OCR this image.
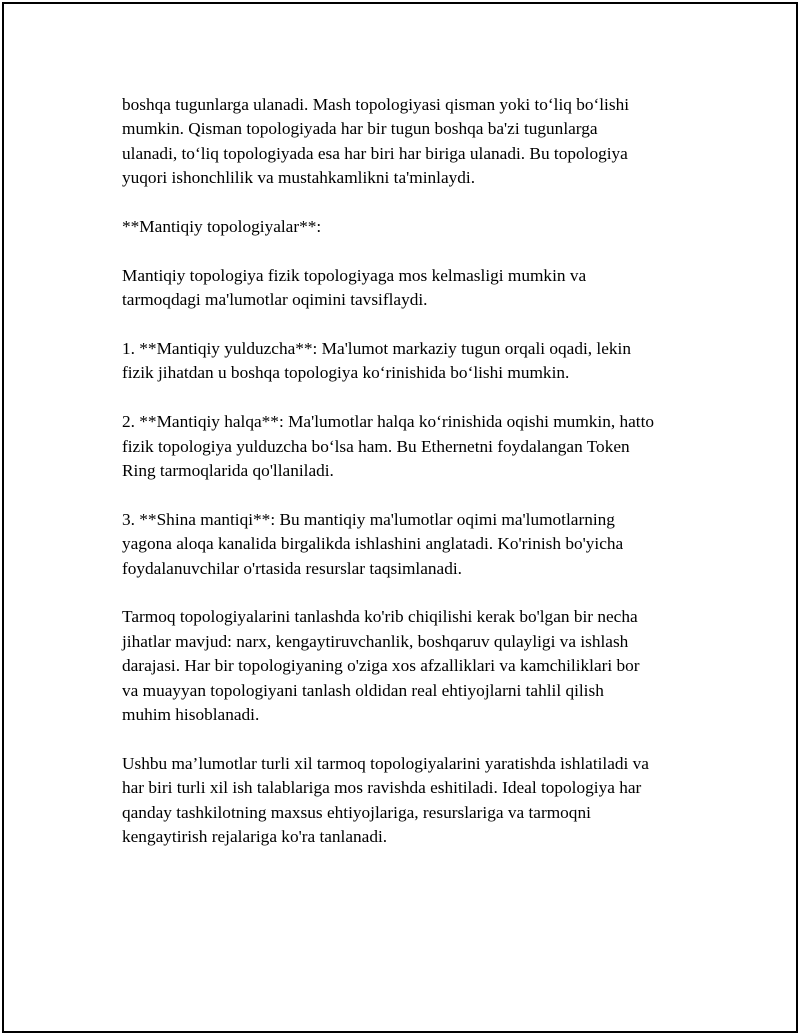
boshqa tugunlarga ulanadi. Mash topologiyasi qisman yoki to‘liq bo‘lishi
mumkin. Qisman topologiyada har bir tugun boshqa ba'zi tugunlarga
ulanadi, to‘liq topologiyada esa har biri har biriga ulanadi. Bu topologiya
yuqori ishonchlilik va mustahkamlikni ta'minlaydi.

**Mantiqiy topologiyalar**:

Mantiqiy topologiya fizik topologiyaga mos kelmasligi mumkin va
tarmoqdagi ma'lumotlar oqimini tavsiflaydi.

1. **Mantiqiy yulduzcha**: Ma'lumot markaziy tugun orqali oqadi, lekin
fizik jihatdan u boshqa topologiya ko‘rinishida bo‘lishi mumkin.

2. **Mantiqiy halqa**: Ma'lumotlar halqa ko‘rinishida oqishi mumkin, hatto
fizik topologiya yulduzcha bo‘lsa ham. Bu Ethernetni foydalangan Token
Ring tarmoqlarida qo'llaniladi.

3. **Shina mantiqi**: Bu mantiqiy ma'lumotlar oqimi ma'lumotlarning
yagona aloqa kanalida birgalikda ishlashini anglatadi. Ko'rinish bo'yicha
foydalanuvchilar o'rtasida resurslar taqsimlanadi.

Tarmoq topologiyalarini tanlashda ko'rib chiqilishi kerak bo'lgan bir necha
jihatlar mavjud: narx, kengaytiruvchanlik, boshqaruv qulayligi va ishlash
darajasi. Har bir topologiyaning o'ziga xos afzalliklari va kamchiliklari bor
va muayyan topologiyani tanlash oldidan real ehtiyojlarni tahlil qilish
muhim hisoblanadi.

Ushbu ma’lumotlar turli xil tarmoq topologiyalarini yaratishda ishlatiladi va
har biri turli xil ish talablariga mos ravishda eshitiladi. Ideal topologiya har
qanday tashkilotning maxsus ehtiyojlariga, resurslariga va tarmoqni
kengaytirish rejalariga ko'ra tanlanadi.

★ ★ ★ ★ ★ ★ ★

What needs to be done: Go through the preceding material and copy each line that has the word "fizik".

Response to the task:
Mantiqiy topologiya fizik topologiyaga mos kelmasligi mumkin va
fizik jihatdan u boshqa topologiya ko‘rinishida bo‘lishi mumkin.
fizik topologiya yulduzcha bo‘lsa ham. Bu Ethernetni foydalangan Token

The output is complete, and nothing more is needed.